What the task asks
Search the listing below for the word "financial" and copy each line that holds it.

>> begin

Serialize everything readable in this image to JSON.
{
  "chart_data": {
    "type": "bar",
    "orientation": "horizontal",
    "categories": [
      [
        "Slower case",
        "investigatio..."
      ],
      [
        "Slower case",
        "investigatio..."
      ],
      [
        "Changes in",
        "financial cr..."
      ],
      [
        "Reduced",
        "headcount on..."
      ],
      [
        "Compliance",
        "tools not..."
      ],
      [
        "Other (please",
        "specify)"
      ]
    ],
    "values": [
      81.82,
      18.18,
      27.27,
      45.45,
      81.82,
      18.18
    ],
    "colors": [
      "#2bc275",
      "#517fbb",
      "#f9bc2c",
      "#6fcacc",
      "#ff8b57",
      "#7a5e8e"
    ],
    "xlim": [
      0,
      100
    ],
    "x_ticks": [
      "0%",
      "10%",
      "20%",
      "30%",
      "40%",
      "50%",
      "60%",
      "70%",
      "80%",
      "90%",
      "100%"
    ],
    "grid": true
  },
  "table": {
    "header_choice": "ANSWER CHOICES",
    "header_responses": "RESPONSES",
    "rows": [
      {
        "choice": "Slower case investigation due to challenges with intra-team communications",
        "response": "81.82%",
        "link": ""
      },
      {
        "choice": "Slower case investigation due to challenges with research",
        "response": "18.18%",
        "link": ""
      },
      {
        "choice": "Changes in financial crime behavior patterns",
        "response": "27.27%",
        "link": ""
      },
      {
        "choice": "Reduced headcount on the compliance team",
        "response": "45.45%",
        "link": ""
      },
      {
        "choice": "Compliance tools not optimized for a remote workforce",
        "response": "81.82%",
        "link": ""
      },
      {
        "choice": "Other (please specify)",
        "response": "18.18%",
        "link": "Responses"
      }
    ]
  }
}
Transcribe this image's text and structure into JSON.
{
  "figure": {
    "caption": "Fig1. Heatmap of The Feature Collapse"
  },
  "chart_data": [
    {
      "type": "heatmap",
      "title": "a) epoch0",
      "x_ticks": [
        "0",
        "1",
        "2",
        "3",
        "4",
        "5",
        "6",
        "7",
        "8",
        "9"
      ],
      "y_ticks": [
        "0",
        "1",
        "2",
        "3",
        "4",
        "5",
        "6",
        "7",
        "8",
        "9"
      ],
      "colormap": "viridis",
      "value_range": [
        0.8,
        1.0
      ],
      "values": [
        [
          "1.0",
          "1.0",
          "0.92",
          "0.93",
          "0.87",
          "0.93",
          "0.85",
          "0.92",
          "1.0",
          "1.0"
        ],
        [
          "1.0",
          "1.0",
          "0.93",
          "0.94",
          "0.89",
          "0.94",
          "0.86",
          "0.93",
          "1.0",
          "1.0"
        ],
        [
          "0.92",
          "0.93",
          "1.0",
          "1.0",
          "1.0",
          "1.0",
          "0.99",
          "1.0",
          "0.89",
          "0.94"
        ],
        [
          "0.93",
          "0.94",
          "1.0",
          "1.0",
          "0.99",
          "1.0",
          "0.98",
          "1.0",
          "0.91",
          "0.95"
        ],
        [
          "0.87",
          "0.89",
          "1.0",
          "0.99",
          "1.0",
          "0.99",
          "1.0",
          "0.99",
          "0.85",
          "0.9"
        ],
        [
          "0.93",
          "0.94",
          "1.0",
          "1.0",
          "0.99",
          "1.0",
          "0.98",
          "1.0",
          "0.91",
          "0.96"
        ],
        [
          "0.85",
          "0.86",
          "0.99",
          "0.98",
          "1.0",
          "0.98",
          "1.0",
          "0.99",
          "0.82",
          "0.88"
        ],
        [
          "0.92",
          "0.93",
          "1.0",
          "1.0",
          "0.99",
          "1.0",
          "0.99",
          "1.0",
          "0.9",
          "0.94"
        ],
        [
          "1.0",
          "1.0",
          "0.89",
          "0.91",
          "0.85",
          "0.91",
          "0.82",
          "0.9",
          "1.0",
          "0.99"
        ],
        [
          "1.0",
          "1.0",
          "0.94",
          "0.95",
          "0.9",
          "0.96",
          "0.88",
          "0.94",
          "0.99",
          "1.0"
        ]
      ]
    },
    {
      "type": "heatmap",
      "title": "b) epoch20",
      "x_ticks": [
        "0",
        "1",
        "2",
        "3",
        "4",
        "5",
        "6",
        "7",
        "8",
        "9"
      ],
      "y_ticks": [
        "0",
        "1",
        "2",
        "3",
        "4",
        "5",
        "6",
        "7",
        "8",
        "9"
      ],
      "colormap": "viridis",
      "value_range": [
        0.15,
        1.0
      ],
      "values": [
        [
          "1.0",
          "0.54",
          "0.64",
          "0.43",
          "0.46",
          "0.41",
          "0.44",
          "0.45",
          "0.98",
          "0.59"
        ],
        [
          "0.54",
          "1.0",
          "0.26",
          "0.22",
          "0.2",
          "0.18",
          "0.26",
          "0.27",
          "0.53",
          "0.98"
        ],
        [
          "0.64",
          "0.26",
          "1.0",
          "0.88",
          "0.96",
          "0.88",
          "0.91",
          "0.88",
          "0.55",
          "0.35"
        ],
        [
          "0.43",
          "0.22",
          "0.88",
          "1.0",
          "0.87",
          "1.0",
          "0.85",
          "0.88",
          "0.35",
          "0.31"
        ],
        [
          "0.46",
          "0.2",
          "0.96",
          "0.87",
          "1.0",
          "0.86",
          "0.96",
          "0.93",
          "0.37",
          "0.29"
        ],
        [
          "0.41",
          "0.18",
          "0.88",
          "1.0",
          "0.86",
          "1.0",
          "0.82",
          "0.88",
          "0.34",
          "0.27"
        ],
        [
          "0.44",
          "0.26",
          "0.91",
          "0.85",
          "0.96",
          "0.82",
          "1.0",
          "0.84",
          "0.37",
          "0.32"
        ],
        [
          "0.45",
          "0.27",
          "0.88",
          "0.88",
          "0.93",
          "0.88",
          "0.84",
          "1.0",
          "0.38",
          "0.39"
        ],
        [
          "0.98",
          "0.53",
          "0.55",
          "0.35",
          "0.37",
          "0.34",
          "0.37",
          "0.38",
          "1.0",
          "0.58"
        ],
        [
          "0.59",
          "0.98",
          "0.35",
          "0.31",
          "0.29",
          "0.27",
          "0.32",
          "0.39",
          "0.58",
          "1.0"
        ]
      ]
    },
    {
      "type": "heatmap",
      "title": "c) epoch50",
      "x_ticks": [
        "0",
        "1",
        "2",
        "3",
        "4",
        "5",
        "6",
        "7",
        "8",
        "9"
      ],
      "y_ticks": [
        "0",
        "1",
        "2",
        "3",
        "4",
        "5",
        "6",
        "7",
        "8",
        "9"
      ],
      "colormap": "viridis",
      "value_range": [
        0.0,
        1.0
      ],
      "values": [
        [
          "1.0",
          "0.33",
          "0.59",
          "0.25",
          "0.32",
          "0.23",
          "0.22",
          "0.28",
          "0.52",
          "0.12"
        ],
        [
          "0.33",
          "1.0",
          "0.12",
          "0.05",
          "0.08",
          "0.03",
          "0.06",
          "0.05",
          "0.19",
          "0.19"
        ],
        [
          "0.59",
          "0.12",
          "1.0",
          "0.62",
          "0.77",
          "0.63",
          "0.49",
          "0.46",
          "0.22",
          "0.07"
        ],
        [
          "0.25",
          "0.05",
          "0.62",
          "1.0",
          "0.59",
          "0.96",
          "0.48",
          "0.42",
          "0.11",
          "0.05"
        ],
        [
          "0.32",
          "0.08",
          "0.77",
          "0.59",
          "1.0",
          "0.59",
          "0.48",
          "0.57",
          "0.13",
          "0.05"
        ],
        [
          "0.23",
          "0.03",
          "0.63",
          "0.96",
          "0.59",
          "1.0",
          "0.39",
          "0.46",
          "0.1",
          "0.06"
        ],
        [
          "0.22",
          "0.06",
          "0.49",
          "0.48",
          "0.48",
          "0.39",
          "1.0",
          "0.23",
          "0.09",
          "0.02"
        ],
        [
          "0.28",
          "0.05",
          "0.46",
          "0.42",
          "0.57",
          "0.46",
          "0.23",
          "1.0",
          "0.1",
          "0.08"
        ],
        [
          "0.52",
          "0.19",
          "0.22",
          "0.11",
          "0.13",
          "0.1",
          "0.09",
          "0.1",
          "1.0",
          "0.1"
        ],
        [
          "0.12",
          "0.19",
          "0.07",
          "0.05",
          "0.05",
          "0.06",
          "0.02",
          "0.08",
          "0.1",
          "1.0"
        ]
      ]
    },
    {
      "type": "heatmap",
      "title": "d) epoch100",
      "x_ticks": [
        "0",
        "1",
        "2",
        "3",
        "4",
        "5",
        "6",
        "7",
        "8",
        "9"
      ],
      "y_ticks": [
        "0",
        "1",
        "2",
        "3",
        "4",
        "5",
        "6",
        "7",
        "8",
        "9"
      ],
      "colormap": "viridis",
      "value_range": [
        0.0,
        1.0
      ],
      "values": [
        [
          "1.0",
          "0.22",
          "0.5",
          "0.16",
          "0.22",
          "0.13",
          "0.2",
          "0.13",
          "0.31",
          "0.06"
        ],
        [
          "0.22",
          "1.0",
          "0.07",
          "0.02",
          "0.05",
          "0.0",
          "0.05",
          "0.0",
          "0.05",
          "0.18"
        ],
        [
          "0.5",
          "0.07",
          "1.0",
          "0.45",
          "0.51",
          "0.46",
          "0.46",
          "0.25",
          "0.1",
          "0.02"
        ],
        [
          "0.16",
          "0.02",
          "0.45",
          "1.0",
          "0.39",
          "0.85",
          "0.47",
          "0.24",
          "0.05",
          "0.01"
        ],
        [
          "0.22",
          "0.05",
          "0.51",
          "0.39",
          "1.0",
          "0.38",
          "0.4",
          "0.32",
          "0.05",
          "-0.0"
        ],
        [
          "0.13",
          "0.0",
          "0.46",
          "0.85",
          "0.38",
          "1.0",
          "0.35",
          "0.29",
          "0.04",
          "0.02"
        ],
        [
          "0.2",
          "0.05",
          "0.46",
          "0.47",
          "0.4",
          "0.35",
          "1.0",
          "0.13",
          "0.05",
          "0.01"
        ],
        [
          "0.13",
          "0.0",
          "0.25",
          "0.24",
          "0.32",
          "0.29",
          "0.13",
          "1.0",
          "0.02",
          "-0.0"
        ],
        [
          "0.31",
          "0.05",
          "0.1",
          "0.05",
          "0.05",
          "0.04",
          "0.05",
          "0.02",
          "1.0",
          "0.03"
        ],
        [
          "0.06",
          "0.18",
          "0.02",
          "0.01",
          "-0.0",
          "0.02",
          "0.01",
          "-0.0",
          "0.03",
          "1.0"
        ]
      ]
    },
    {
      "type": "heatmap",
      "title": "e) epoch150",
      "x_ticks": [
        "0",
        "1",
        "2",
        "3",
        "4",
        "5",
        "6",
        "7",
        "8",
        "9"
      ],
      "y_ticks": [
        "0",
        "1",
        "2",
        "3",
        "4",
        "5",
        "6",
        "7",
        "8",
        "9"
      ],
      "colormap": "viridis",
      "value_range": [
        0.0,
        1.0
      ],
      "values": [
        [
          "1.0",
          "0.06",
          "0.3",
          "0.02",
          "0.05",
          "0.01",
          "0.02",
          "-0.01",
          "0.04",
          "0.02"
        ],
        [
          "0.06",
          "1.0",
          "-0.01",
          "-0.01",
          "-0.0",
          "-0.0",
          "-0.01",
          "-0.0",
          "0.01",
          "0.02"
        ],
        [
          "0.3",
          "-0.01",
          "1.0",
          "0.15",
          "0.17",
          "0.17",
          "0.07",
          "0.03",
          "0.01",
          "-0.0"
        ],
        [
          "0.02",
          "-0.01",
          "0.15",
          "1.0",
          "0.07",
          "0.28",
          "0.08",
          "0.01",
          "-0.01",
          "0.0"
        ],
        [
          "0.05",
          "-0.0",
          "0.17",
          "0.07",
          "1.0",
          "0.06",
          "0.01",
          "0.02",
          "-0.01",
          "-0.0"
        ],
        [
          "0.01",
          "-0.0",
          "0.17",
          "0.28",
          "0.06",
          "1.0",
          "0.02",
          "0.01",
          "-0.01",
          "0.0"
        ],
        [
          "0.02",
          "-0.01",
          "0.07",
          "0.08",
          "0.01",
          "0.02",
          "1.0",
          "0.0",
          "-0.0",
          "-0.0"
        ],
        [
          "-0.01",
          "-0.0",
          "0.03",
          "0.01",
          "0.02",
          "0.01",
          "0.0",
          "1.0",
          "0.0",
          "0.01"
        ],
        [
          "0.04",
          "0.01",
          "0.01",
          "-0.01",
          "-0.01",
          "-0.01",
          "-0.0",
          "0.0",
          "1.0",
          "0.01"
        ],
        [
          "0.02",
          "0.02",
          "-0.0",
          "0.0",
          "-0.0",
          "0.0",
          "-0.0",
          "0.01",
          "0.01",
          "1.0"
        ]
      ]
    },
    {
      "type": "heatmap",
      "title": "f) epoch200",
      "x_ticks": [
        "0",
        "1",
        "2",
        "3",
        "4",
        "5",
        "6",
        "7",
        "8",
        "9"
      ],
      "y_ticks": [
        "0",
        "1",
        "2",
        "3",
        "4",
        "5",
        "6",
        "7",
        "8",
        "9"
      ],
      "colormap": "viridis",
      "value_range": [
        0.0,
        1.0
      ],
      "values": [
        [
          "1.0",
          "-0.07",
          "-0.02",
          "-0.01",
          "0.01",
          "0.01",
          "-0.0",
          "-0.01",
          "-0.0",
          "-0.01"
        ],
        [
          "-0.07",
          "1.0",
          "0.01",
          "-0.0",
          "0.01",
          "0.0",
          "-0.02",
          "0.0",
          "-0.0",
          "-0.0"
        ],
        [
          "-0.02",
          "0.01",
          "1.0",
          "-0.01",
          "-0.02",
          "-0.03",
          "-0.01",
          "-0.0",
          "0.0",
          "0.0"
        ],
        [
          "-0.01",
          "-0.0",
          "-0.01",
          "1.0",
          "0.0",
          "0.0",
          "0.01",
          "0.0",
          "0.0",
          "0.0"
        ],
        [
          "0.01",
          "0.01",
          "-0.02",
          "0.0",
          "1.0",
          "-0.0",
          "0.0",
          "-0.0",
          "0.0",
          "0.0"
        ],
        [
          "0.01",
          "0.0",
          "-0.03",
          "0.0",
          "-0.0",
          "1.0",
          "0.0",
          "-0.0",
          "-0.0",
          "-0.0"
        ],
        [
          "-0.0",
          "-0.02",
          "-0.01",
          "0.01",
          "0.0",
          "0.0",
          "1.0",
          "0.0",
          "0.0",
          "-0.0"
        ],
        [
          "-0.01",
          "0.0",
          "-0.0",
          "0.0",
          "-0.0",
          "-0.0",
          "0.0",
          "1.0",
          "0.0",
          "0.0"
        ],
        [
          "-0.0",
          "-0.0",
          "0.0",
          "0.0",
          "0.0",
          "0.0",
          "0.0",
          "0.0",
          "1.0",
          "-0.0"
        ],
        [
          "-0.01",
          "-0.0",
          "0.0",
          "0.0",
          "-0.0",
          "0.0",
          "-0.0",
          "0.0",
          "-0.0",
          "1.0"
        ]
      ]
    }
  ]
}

>> end

Response to the task
        "financial cr..."
        "choice": "Changes in financial crime behavior patterns",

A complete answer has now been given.